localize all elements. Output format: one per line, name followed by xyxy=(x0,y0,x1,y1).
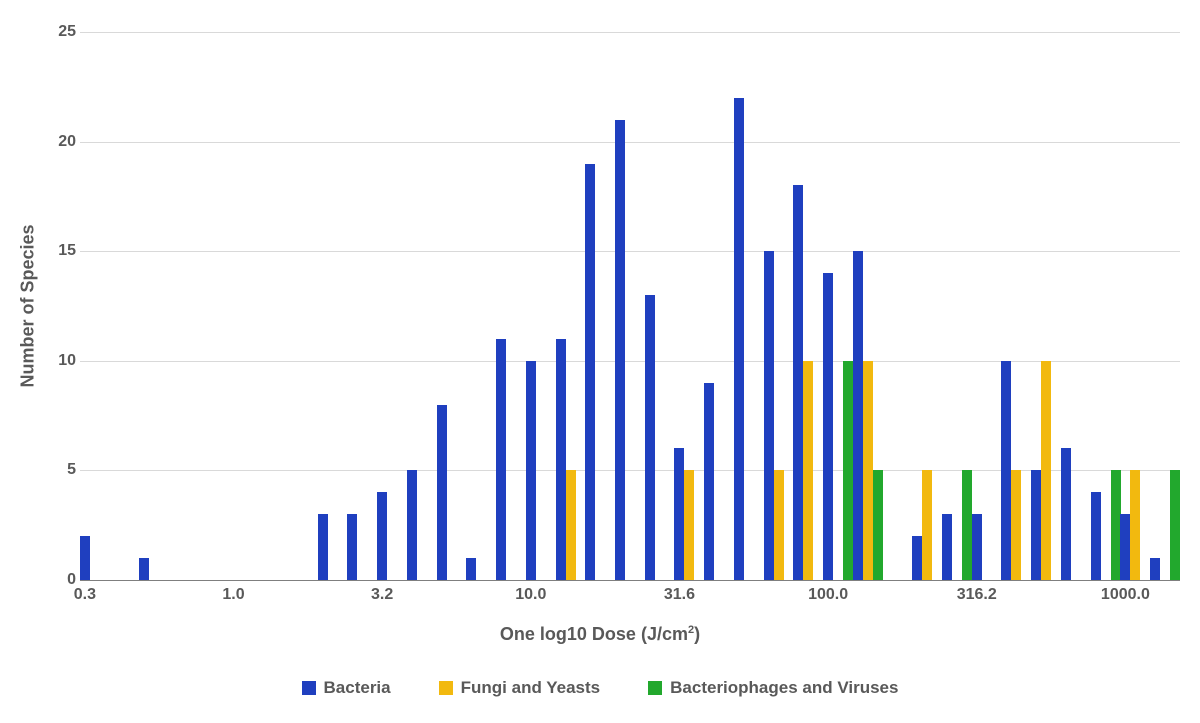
bar-fungi xyxy=(803,361,813,580)
gridline xyxy=(80,361,1180,362)
bar-bacteria xyxy=(1061,448,1071,580)
bar-bacteria xyxy=(793,185,803,580)
gridline xyxy=(80,251,1180,252)
bar-bacteria xyxy=(823,273,833,580)
bar-phages xyxy=(1170,470,1180,580)
x-tick-label: 1.0 xyxy=(222,586,244,604)
bar-phages xyxy=(843,361,853,580)
bar-bacteria xyxy=(1120,514,1130,580)
y-tick-label: 15 xyxy=(50,242,76,260)
y-tick-label: 25 xyxy=(50,23,76,41)
bar-bacteria xyxy=(615,120,625,580)
bar-bacteria xyxy=(1031,470,1041,580)
x-tick-label: 100.0 xyxy=(808,586,848,604)
bar-fungi xyxy=(1041,361,1051,580)
gridline xyxy=(80,142,1180,143)
bar-bacteria xyxy=(704,383,714,580)
y-axis-label: Number of Species xyxy=(18,224,39,387)
bar-bacteria xyxy=(496,339,506,580)
bar-fungi xyxy=(922,470,932,580)
bar-bacteria xyxy=(437,405,447,580)
bar-bacteria xyxy=(942,514,952,580)
bar-bacteria xyxy=(912,536,922,580)
bar-fungi xyxy=(1130,470,1140,580)
legend-swatch xyxy=(302,681,316,695)
bar-bacteria xyxy=(80,536,90,580)
legend-item-fungi: Fungi and Yeasts xyxy=(439,678,601,698)
y-tick-label: 10 xyxy=(50,352,76,370)
bar-bacteria xyxy=(585,164,595,580)
bar-fungi xyxy=(1011,470,1021,580)
x-axis-line xyxy=(80,580,1180,581)
legend-swatch xyxy=(648,681,662,695)
y-tick-label: 5 xyxy=(50,461,76,479)
bar-bacteria xyxy=(645,295,655,580)
bar-phages xyxy=(1111,470,1121,580)
legend-label: Bacteria xyxy=(324,678,391,698)
bar-bacteria xyxy=(407,470,417,580)
bar-bacteria xyxy=(764,251,774,580)
legend: Bacteria Fungi and Yeasts Bacteriophages a… xyxy=(0,678,1200,698)
bar-phages xyxy=(873,470,883,580)
bar-fungi xyxy=(774,470,784,580)
species-dose-histogram: 0 5 10 15 20 25 Number of Species 0.3 1.0 3.2 10… xyxy=(0,0,1200,723)
bar-bacteria xyxy=(318,514,328,580)
bar-bacteria xyxy=(466,558,476,580)
y-tick-label: 20 xyxy=(50,133,76,151)
bar-bacteria xyxy=(734,98,744,580)
bar-phages xyxy=(962,470,972,580)
plot-area xyxy=(80,32,1180,580)
x-tick-label: 10.0 xyxy=(515,586,546,604)
bar-bacteria xyxy=(1091,492,1101,580)
bar-bacteria xyxy=(1150,558,1160,580)
bar-bacteria xyxy=(526,361,536,580)
y-tick-label: 0 xyxy=(50,571,76,589)
bar-bacteria xyxy=(556,339,566,580)
legend-label: Bacteriophages and Viruses xyxy=(670,678,898,698)
bar-bacteria xyxy=(674,448,684,580)
legend-swatch xyxy=(439,681,453,695)
bar-bacteria xyxy=(972,514,982,580)
x-tick-label: 316.2 xyxy=(957,586,997,604)
x-tick-label: 31.6 xyxy=(664,586,695,604)
bar-fungi xyxy=(684,470,694,580)
bar-bacteria xyxy=(853,251,863,580)
legend-item-phages: Bacteriophages and Viruses xyxy=(648,678,898,698)
bar-bacteria xyxy=(139,558,149,580)
legend-label: Fungi and Yeasts xyxy=(461,678,601,698)
bar-bacteria xyxy=(347,514,357,580)
gridline xyxy=(80,32,1180,33)
legend-item-bacteria: Bacteria xyxy=(302,678,391,698)
x-tick-label: 1000.0 xyxy=(1101,586,1150,604)
bar-bacteria xyxy=(1001,361,1011,580)
bar-bacteria xyxy=(377,492,387,580)
bar-fungi xyxy=(863,361,873,580)
x-tick-label: 0.3 xyxy=(74,586,96,604)
x-tick-label: 3.2 xyxy=(371,586,393,604)
bar-fungi xyxy=(566,470,576,580)
x-axis-label: One log10 Dose (J/cm2) xyxy=(0,624,1200,645)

- [Exercise description]:
Set down the entries above word for word, but drop any image.

- [Response to the exercise]:
localize all elements. Output format: one per line, name followed by xyxy=(x0,y0,x1,y1).
bar-fungi xyxy=(803,361,813,580)
gridline xyxy=(80,361,1180,362)
bar-bacteria xyxy=(1061,448,1071,580)
bar-bacteria xyxy=(793,185,803,580)
gridline xyxy=(80,251,1180,252)
bar-bacteria xyxy=(823,273,833,580)
bar-phages xyxy=(1170,470,1180,580)
x-tick-label: 1.0 xyxy=(222,586,244,604)
bar-phages xyxy=(843,361,853,580)
bar-bacteria xyxy=(1120,514,1130,580)
y-tick-label: 15 xyxy=(50,242,76,260)
y-tick-label: 25 xyxy=(50,23,76,41)
bar-bacteria xyxy=(615,120,625,580)
bar-bacteria xyxy=(1031,470,1041,580)
x-tick-label: 100.0 xyxy=(808,586,848,604)
bar-fungi xyxy=(1041,361,1051,580)
gridline xyxy=(80,142,1180,143)
bar-bacteria xyxy=(704,383,714,580)
y-axis-label: Number of Species xyxy=(18,224,39,387)
bar-bacteria xyxy=(496,339,506,580)
bar-fungi xyxy=(922,470,932,580)
bar-bacteria xyxy=(437,405,447,580)
bar-bacteria xyxy=(942,514,952,580)
bar-bacteria xyxy=(912,536,922,580)
bar-fungi xyxy=(1130,470,1140,580)
legend-swatch xyxy=(302,681,316,695)
bar-bacteria xyxy=(80,536,90,580)
legend-item-fungi: Fungi and Yeasts xyxy=(439,678,601,698)
y-tick-label: 10 xyxy=(50,352,76,370)
bar-bacteria xyxy=(585,164,595,580)
bar-fungi xyxy=(1011,470,1021,580)
x-axis-line xyxy=(80,580,1180,581)
legend-swatch xyxy=(648,681,662,695)
y-tick-label: 5 xyxy=(50,461,76,479)
bar-bacteria xyxy=(645,295,655,580)
bar-phages xyxy=(1111,470,1121,580)
legend-label: Bacteria xyxy=(324,678,391,698)
bar-bacteria xyxy=(407,470,417,580)
bar-bacteria xyxy=(764,251,774,580)
legend: Bacteria Fungi and Yeasts Bacteriophages a… xyxy=(0,678,1200,698)
bar-phages xyxy=(873,470,883,580)
bar-fungi xyxy=(774,470,784,580)
species-dose-histogram: 0 5 10 15 20 25 Number of Species 0.3 1.0 3.2 10… xyxy=(0,0,1200,723)
bar-bacteria xyxy=(318,514,328,580)
bar-bacteria xyxy=(466,558,476,580)
y-tick-label: 20 xyxy=(50,133,76,151)
bar-bacteria xyxy=(734,98,744,580)
bar-phages xyxy=(962,470,972,580)
plot-area xyxy=(80,32,1180,580)
x-tick-label: 10.0 xyxy=(515,586,546,604)
bar-bacteria xyxy=(1091,492,1101,580)
bar-bacteria xyxy=(1150,558,1160,580)
bar-bacteria xyxy=(526,361,536,580)
y-tick-label: 0 xyxy=(50,571,76,589)
bar-bacteria xyxy=(556,339,566,580)
legend-label: Bacteriophages and Viruses xyxy=(670,678,898,698)
bar-bacteria xyxy=(674,448,684,580)
legend-swatch xyxy=(439,681,453,695)
bar-bacteria xyxy=(972,514,982,580)
x-tick-label: 316.2 xyxy=(957,586,997,604)
x-tick-label: 31.6 xyxy=(664,586,695,604)
bar-fungi xyxy=(684,470,694,580)
bar-bacteria xyxy=(853,251,863,580)
legend-item-phages: Bacteriophages and Viruses xyxy=(648,678,898,698)
bar-bacteria xyxy=(139,558,149,580)
legend-label: Fungi and Yeasts xyxy=(461,678,601,698)
bar-bacteria xyxy=(347,514,357,580)
gridline xyxy=(80,32,1180,33)
legend-item-bacteria: Bacteria xyxy=(302,678,391,698)
x-tick-label: 1000.0 xyxy=(1101,586,1150,604)
bar-bacteria xyxy=(1001,361,1011,580)
bar-bacteria xyxy=(377,492,387,580)
bar-fungi xyxy=(863,361,873,580)
x-tick-label: 0.3 xyxy=(74,586,96,604)
x-tick-label: 3.2 xyxy=(371,586,393,604)
bar-fungi xyxy=(566,470,576,580)
x-axis-label: One log10 Dose (J/cm2) xyxy=(0,624,1200,645)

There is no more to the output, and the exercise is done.